◆ What to do: Give all of the lines again, with nothing added or dropped.

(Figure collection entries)
☆ ☆ ☆

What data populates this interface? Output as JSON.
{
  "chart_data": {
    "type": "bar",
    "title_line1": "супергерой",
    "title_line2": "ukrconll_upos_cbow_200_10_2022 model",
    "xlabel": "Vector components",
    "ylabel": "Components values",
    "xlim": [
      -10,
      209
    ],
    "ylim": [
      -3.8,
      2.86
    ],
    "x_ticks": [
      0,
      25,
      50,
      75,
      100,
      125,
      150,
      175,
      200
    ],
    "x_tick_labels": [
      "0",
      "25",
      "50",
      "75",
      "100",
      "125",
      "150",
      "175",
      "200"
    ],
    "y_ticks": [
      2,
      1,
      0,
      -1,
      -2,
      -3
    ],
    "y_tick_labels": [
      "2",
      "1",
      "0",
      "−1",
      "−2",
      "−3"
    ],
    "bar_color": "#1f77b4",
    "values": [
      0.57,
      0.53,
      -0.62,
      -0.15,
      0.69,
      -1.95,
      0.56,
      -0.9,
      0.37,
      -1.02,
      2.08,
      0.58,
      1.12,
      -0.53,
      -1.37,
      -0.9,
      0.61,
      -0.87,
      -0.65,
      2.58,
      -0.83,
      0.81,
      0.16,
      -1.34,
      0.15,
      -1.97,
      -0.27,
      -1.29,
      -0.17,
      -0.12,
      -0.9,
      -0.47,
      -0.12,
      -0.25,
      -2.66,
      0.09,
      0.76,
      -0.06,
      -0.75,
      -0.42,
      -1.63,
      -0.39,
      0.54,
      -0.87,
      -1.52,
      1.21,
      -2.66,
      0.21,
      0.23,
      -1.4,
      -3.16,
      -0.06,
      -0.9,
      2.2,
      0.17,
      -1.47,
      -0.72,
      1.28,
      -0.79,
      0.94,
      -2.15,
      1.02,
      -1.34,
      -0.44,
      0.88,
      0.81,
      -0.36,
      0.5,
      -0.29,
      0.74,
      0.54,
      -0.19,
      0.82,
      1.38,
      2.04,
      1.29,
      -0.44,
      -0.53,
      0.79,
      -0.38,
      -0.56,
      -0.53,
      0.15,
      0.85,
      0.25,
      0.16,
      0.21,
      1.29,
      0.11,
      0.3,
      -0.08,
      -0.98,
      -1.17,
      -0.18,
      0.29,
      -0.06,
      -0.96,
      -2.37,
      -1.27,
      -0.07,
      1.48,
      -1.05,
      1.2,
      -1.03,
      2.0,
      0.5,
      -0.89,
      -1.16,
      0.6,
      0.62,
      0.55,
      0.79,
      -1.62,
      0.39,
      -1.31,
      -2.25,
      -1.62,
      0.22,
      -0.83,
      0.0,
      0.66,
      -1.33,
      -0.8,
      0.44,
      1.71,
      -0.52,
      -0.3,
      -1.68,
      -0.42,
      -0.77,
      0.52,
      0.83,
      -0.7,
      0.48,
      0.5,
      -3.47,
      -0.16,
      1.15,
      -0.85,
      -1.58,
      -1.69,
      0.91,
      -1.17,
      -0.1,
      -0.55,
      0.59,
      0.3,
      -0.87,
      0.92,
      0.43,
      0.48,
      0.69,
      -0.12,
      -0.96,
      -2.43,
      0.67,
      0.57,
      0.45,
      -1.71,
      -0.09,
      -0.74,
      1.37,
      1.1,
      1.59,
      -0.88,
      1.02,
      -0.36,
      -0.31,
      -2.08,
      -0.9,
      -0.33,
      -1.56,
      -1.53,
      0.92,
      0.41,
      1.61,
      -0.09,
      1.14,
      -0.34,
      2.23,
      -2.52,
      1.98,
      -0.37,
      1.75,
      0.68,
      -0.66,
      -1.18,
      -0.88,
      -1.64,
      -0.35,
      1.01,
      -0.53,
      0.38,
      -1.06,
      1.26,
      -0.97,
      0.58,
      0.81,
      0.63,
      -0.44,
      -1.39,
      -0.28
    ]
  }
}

☆ ☆ ☆

◆ Written response:
What data populates this interface? Output as JSON.
{
  "chart_data": {
    "type": "bar",
    "title_line1": "супергерой",
    "title_line2": "ukrconll_upos_cbow_200_10_2022 model",
    "xlabel": "Vector components",
    "ylabel": "Components values",
    "xlim": [
      -10,
      209
    ],
    "ylim": [
      -3.8,
      2.86
    ],
    "x_ticks": [
      0,
      25,
      50,
      75,
      100,
      125,
      150,
      175,
      200
    ],
    "x_tick_labels": [
      "0",
      "25",
      "50",
      "75",
      "100",
      "125",
      "150",
      "175",
      "200"
    ],
    "y_ticks": [
      2,
      1,
      0,
      -1,
      -2,
      -3
    ],
    "y_tick_labels": [
      "2",
      "1",
      "0",
      "−1",
      "−2",
      "−3"
    ],
    "bar_color": "#1f77b4",
    "values": [
      0.57,
      0.53,
      -0.62,
      -0.15,
      0.69,
      -1.95,
      0.56,
      -0.9,
      0.37,
      -1.02,
      2.08,
      0.58,
      1.12,
      -0.53,
      -1.37,
      -0.9,
      0.61,
      -0.87,
      -0.65,
      2.58,
      -0.83,
      0.81,
      0.16,
      -1.34,
      0.15,
      -1.97,
      -0.27,
      -1.29,
      -0.17,
      -0.12,
      -0.9,
      -0.47,
      -0.12,
      -0.25,
      -2.66,
      0.09,
      0.76,
      -0.06,
      -0.75,
      -0.42,
      -1.63,
      -0.39,
      0.54,
      -0.87,
      -1.52,
      1.21,
      -2.66,
      0.21,
      0.23,
      -1.4,
      -3.16,
      -0.06,
      -0.9,
      2.2,
      0.17,
      -1.47,
      -0.72,
      1.28,
      -0.79,
      0.94,
      -2.15,
      1.02,
      -1.34,
      -0.44,
      0.88,
      0.81,
      -0.36,
      0.5,
      -0.29,
      0.74,
      0.54,
      -0.19,
      0.82,
      1.38,
      2.04,
      1.29,
      -0.44,
      -0.53,
      0.79,
      -0.38,
      -0.56,
      -0.53,
      0.15,
      0.85,
      0.25,
      0.16,
      0.21,
      1.29,
      0.11,
      0.3,
      -0.08,
      -0.98,
      -1.17,
      -0.18,
      0.29,
      -0.06,
      -0.96,
      -2.37,
      -1.27,
      -0.07,
      1.48,
      -1.05,
      1.2,
      -1.03,
      2.0,
      0.5,
      -0.89,
      -1.16,
      0.6,
      0.62,
      0.55,
      0.79,
      -1.62,
      0.39,
      -1.31,
      -2.25,
      -1.62,
      0.22,
      -0.83,
      0.0,
      0.66,
      -1.33,
      -0.8,
      0.44,
      1.71,
      -0.52,
      -0.3,
      -1.68,
      -0.42,
      -0.77,
      0.52,
      0.83,
      -0.7,
      0.48,
      0.5,
      -3.47,
      -0.16,
      1.15,
      -0.85,
      -1.58,
      -1.69,
      0.91,
      -1.17,
      -0.1,
      -0.55,
      0.59,
      0.3,
      -0.87,
      0.92,
      0.43,
      0.48,
      0.69,
      -0.12,
      -0.96,
      -2.43,
      0.67,
      0.57,
      0.45,
      -1.71,
      -0.09,
      -0.74,
      1.37,
      1.1,
      1.59,
      -0.88,
      1.02,
      -0.36,
      -0.31,
      -2.08,
      -0.9,
      -0.33,
      -1.56,
      -1.53,
      0.92,
      0.41,
      1.61,
      -0.09,
      1.14,
      -0.34,
      2.23,
      -2.52,
      1.98,
      -0.37,
      1.75,
      0.68,
      -0.66,
      -1.18,
      -0.88,
      -1.64,
      -0.35,
      1.01,
      -0.53,
      0.38,
      -1.06,
      1.26,
      -0.97,
      0.58,
      0.81,
      0.63,
      -0.44,
      -1.39,
      -0.28
    ]
  }
}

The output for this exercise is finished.